_SOURCE PASSAGE_
((

Tuesday, April 20, 2010

Everything is booked, so now we're booking it...

We're moving.

Image via Boyo Movers

Not anywhere far away, in fact, we're just moving to the other side of our small city. Nevertheless, the move is eating up ALL MY TIME. Packing, arranging to purchase used furniture, selling some of our old furniture, repairing nail holes, painting the new place. It's absolute craziness!

The move is happening this Saturday, hence my absence from the blogging world. I'm sorry, I really am, but life really does get in the way sometimes.

I'll be so glad once the move is over, as the basement is going to be converted to my 'wedding crafting station'. I'm sure my FH will also be relieved as our coffee table will no longer be covered with save-the-dates, tissue pom poms and address labels.

Once the move is done, I'm going to go wedding crazy. I have plans to go dress shopping with my mom and sister (for their dresses, I already have mine, fear not) on Mother's Day weekend. I will send out the STDs. I will finish the wedding pom poms. I will test out fudge recipes. I will make water bottle and wedding program templates.

But for now, I will pack.

Yikes.

Friday, April 9, 2010

Tie a knot? Pour some wine? Light some candles?

No, that's not the order of the events for the day. That's me trying to figure out what special ceremony we can include within our marriage ceremony.

Candle ceremonies are one of the most common ceremonies. The bride and groom each take a lit candle (often lit by their mothers) and simultaneously light a third larger "unity candle." They may blow out their individual lights, or leave them lit, symbolizing that though they are now united, their individuality remains.  You can purchase a personalized unity candle, allowing the candle to be a keepsake.


Wine ceremonies are good if you enjoy wine, which the FH and I do not. In a wine ceremony the bride and groom pour wine from two separate carafes (usually one white, one red) into one glass, which they both drink from.

Image via Flickr

Water and sand ceremonies are similar to candle ceremonies. The bride and groom take different colours of water (or different colours of sand) and pour them into a large container making a third colour of water (or a mixture of the two sand colours). With the sand ceremony, there's the option of having the sand-filled vase as a keepsake.


Tying the knot or handfasting is a ceremony in which a number of colored ribbons or cords are used to tie the bride and groom's hands together before the vows are made.


I'm at a loss as to which ceremony we should include. I am leaning towards the handfasting, but I think my FH wants to have the sand ceremony (I'm convinced this is partly because of his hoarding nature, as the sand would result in a keepsake).

Which do you think we should include? Should we go the traditional route (i.e. unity candle) or create an entirely new ceremony (perhaps related to our chemistry backgrounds)?

))

_TASK REQUIREMENTS_
1 > Which ceremony does the writer of the wedding blog lean toward including?
2 > Continue the wedding-planning blog after its final sentence, keeping the writer's voice.

_SUPPLIED MATERIAL_
((

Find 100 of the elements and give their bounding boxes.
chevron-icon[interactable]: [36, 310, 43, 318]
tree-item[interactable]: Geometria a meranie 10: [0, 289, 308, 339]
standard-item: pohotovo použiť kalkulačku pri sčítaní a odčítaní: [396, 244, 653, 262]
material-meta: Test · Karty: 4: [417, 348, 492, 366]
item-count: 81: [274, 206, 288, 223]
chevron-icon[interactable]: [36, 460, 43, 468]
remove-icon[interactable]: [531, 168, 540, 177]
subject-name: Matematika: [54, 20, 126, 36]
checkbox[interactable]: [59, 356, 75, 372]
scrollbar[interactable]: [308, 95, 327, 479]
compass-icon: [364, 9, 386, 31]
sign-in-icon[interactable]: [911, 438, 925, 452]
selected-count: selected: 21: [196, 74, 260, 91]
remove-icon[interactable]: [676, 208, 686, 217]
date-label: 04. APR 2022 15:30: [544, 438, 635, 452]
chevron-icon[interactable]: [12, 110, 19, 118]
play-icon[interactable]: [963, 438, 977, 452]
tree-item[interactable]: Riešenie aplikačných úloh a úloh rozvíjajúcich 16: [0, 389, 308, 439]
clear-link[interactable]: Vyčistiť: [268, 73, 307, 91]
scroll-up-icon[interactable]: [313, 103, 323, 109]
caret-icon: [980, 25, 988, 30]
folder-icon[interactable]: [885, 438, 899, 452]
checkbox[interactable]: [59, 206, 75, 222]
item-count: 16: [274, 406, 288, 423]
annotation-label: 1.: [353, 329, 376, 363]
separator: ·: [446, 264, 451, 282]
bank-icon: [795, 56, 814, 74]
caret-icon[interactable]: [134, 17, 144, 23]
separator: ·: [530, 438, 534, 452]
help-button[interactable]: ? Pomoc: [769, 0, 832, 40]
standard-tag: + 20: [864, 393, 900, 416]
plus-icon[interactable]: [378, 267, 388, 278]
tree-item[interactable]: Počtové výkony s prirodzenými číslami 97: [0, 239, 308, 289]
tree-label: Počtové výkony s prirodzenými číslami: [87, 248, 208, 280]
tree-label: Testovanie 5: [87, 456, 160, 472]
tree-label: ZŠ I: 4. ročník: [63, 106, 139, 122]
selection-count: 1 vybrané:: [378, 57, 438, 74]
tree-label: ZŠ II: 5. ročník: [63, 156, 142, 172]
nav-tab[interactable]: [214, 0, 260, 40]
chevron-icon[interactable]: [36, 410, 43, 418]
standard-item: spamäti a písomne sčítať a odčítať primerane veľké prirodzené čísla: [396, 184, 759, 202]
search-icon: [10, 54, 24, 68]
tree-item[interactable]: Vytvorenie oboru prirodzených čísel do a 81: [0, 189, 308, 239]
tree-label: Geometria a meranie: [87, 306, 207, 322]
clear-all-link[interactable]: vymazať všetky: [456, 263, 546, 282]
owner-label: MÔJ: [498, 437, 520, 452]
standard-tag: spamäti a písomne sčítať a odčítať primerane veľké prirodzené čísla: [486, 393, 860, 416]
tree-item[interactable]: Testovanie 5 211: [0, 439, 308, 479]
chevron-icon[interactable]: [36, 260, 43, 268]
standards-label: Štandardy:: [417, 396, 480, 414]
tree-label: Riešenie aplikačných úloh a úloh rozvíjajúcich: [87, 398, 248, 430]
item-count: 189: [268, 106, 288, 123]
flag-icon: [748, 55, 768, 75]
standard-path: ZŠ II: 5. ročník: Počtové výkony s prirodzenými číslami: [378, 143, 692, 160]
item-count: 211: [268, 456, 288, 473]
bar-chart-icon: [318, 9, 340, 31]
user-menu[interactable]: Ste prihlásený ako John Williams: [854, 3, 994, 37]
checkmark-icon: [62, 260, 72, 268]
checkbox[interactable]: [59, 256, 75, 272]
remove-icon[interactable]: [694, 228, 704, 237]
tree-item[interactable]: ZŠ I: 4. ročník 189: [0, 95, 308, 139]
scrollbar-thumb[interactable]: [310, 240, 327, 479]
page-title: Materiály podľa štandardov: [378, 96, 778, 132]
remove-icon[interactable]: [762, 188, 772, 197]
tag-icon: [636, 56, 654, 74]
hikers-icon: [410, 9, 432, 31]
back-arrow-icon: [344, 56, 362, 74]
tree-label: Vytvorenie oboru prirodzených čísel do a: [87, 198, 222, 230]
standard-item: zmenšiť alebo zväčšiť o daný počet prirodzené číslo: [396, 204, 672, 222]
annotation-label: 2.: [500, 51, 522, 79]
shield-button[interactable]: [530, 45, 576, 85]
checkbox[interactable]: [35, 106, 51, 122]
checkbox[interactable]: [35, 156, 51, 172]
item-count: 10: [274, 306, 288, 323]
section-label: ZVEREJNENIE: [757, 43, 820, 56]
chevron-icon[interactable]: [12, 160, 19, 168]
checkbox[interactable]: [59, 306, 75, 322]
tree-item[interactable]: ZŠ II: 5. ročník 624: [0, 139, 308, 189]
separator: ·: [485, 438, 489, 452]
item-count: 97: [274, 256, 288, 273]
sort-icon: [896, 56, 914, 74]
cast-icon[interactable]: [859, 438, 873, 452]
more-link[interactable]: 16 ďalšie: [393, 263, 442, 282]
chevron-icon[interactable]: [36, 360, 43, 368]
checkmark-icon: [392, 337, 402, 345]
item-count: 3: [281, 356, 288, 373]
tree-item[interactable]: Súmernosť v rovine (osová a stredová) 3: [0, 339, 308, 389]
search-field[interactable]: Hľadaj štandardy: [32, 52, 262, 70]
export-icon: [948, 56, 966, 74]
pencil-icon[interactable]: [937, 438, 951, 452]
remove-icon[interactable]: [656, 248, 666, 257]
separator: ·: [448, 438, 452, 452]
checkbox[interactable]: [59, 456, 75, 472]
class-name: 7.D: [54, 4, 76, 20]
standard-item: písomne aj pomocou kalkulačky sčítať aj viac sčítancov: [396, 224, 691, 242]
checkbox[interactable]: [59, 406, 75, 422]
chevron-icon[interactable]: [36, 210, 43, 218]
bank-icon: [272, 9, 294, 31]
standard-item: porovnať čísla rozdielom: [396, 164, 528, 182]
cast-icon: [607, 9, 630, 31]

))

_ANSWERS PROVIDED_
1 > Handfasting, also called tying the knot.

2 >
Monday, April 5, 2010

You need my license and registration? Well, I have the registration...

My FH and I used the holiday weekend to cross off one of our most highly anticipated tasks on the wedding checklist. The registry.

You may recall from a previous post, that our 'main' registry will be a honeymoon registry, but we figured we should make a more traditional registry as well, in case people don't like the thought of helping to pay for our honeymoon.

We set up our more traditional registry at Sears. Why Sears? Well, they're everywhere, their items are moderately priced (we're sort of hippies, if you recall), and they have quite a large inventory (i.e. many choices).

It was actually a pretty painless experience, excluding the 30 minutes my FH spent deciding on a cookware set.

So, what'd we ask for? Lots of boring things that we need, like towels, fabric napkins and a shower curtain. Plus, some really fun items (though due to their cost, we're unlikely to receive many, if any, of these items) including:

Beautiful copper-lined Lagostina cookware:


A Dyson-ball vaccum (the salesperson accused us of being lured by the great advertising, which we are, but so what):


A beautiful Tommy Hilfiger bedroom ensemble:


A very awesome, very skinny, 32" Samsung LED television:

All images via Sears


Do you think I'm being greedy, or is it okay to ask for higher-priced items on your registry?

Thursday, April 1, 2010

Looks like your bride is in need of a tune-up.

I've mentioned in previous posts that I am a runner. I haven't always been a runner, in fact less than two years ago I was a couch potato. But, several things made me change, including: a) weight gain b) lack of energy and c) The Biggest Loser (yes, the tv show...I said I was a couch potato....).

The running is great and all, but I'm a goal oriented person. It didn't take long for me to realize I couldn't just run everyday and be happy. I wanted a goal. I wanted to run a race.

I've decided to run my first half marathon on October 17 (13 days before the wedding). But recently I realized my first real race shouldn't be 21.097 km! So, I'm going to run a tune-up race (it's meant as prep for the Toronto Marathon) on July 11.


The race is only 5 km, and I run much further than that on a daily basis, but I'm still nervous. I guess it's just the pressure to succeed.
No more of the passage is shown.